## Brief
Using the data below, repeat all of it precisely.

Some records
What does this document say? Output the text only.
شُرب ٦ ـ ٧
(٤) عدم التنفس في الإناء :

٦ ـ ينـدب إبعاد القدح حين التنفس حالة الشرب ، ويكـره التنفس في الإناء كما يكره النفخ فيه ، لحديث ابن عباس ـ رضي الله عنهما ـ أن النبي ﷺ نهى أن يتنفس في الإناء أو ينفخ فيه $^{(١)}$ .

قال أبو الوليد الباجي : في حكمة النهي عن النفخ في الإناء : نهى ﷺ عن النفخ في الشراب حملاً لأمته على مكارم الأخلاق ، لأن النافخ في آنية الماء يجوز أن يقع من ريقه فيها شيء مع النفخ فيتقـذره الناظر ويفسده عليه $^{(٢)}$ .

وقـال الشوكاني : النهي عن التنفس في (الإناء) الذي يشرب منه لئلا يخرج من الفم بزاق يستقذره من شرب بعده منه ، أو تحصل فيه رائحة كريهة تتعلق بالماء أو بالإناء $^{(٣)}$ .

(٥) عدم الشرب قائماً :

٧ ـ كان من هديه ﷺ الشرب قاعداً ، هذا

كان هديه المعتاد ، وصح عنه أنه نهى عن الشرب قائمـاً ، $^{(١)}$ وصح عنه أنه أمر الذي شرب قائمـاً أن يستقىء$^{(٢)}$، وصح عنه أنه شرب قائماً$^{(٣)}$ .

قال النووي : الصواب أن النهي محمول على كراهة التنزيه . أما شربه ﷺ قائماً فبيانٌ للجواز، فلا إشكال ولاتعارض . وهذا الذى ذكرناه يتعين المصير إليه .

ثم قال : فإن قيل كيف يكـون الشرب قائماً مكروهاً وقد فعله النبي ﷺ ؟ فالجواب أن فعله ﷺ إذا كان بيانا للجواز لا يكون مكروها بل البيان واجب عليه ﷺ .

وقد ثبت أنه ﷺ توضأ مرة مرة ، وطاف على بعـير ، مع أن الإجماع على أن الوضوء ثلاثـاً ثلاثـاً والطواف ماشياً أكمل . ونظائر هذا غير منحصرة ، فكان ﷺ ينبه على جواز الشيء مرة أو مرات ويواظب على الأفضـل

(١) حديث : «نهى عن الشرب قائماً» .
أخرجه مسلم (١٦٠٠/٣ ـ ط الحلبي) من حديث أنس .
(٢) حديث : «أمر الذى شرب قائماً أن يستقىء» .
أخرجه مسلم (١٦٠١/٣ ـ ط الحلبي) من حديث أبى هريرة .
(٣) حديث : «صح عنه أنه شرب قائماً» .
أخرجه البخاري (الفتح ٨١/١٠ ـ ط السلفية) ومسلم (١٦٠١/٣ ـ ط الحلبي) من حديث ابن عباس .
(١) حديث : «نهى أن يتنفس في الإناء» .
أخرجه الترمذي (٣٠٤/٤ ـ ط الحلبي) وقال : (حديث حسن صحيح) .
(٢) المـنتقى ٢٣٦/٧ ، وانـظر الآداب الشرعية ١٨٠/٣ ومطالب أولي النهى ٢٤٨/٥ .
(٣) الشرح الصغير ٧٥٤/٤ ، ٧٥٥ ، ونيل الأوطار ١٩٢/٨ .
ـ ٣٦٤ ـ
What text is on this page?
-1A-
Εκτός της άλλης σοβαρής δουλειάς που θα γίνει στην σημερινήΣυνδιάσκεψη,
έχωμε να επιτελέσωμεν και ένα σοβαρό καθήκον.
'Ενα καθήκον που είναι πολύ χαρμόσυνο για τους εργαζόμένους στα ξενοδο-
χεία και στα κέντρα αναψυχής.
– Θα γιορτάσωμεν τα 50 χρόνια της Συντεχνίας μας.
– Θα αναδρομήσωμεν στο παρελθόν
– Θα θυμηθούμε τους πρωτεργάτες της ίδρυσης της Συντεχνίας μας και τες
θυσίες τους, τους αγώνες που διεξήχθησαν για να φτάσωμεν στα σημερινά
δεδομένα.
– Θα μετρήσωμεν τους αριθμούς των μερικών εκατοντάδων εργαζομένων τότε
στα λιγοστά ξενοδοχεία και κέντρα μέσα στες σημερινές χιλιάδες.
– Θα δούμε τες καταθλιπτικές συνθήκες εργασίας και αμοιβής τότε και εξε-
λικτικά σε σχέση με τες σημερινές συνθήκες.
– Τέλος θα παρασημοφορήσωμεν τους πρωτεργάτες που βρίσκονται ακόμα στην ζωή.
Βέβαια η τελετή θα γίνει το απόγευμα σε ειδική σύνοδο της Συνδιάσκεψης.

## Result for this task
What does this document say? Output the text only.
شُرب ٦ ـ ٧
(٤) عدم التنفس في الإناء :

٦ ـ ينـدب إبعاد القدح حين التنفس حالة الشرب ، ويكـره التنفس في الإناء كما يكره النفخ فيه ، لحديث ابن عباس ـ رضي الله عنهما ـ أن النبي ﷺ نهى أن يتنفس في الإناء أو ينفخ فيه $^{(١)}$ .

قال أبو الوليد الباجي : في حكمة النهي عن النفخ في الإناء : نهى ﷺ عن النفخ في الشراب حملاً لأمته على مكارم الأخلاق ، لأن النافخ في آنية الماء يجوز أن يقع من ريقه فيها شيء مع النفخ فيتقـذره الناظر ويفسده عليه $^{(٢)}$ .

وقـال الشوكاني : النهي عن التنفس في (الإناء) الذي يشرب منه لئلا يخرج من الفم بزاق يستقذره من شرب بعده منه ، أو تحصل فيه رائحة كريهة تتعلق بالماء أو بالإناء $^{(٣)}$ .

(٥) عدم الشرب قائماً :

٧ ـ كان من هديه ﷺ الشرب قاعداً ، هذا

كان هديه المعتاد ، وصح عنه أنه نهى عن الشرب قائمـاً ، $^{(١)}$ وصح عنه أنه أمر الذي شرب قائمـاً أن يستقىء$^{(٢)}$، وصح عنه أنه شرب قائماً$^{(٣)}$ .

قال النووي : الصواب أن النهي محمول على كراهة التنزيه . أما شربه ﷺ قائماً فبيانٌ للجواز، فلا إشكال ولاتعارض . وهذا الذى ذكرناه يتعين المصير إليه .

ثم قال : فإن قيل كيف يكـون الشرب قائماً مكروهاً وقد فعله النبي ﷺ ؟ فالجواب أن فعله ﷺ إذا كان بيانا للجواز لا يكون مكروها بل البيان واجب عليه ﷺ .

وقد ثبت أنه ﷺ توضأ مرة مرة ، وطاف على بعـير ، مع أن الإجماع على أن الوضوء ثلاثـاً ثلاثـاً والطواف ماشياً أكمل . ونظائر هذا غير منحصرة ، فكان ﷺ ينبه على جواز الشيء مرة أو مرات ويواظب على الأفضـل

(١) حديث : «نهى عن الشرب قائماً» .
أخرجه مسلم (١٦٠٠/٣ ـ ط الحلبي) من حديث أنس .
(٢) حديث : «أمر الذى شرب قائماً أن يستقىء» .
أخرجه مسلم (١٦٠١/٣ ـ ط الحلبي) من حديث أبى هريرة .
(٣) حديث : «صح عنه أنه شرب قائماً» .
أخرجه البخاري (الفتح ٨١/١٠ ـ ط السلفية) ومسلم (١٦٠١/٣ ـ ط الحلبي) من حديث ابن عباس .
(١) حديث : «نهى أن يتنفس في الإناء» .
أخرجه الترمذي (٣٠٤/٤ ـ ط الحلبي) وقال : (حديث حسن صحيح) .
(٢) المـنتقى ٢٣٦/٧ ، وانـظر الآداب الشرعية ١٨٠/٣ ومطالب أولي النهى ٢٤٨/٥ .
(٣) الشرح الصغير ٧٥٤/٤ ، ٧٥٥ ، ونيل الأوطار ١٩٢/٨ .
ـ ٣٦٤ ـ
What text is on this page?
-1A-
Εκτός της άλλης σοβαρής δουλειάς που θα γίνει στην σημερινήΣυνδιάσκεψη,
έχωμε να επιτελέσωμεν και ένα σοβαρό καθήκον.
'Ενα καθήκον που είναι πολύ χαρμόσυνο για τους εργαζόμένους στα ξενοδο-
χεία και στα κέντρα αναψυχής.
– Θα γιορτάσωμεν τα 50 χρόνια της Συντεχνίας μας.
– Θα αναδρομήσωμεν στο παρελθόν
– Θα θυμηθούμε τους πρωτεργάτες της ίδρυσης της Συντεχνίας μας και τες
θυσίες τους, τους αγώνες που διεξήχθησαν για να φτάσωμεν στα σημερινά
δεδομένα.
– Θα μετρήσωμεν τους αριθμούς των μερικών εκατοντάδων εργαζομένων τότε
στα λιγοστά ξενοδοχεία και κέντρα μέσα στες σημερινές χιλιάδες.
– Θα δούμε τες καταθλιπτικές συνθήκες εργασίας και αμοιβής τότε και εξε-
λικτικά σε σχέση με τες σημερινές συνθήκες.
– Τέλος θα παρασημοφορήσωμεν τους πρωτεργάτες που βρίσκονται ακόμα στην ζωή.
Βέβαια η τελετή θα γίνει το απόγευμα σε ειδική σύνοδο της Συνδιάσκεψης.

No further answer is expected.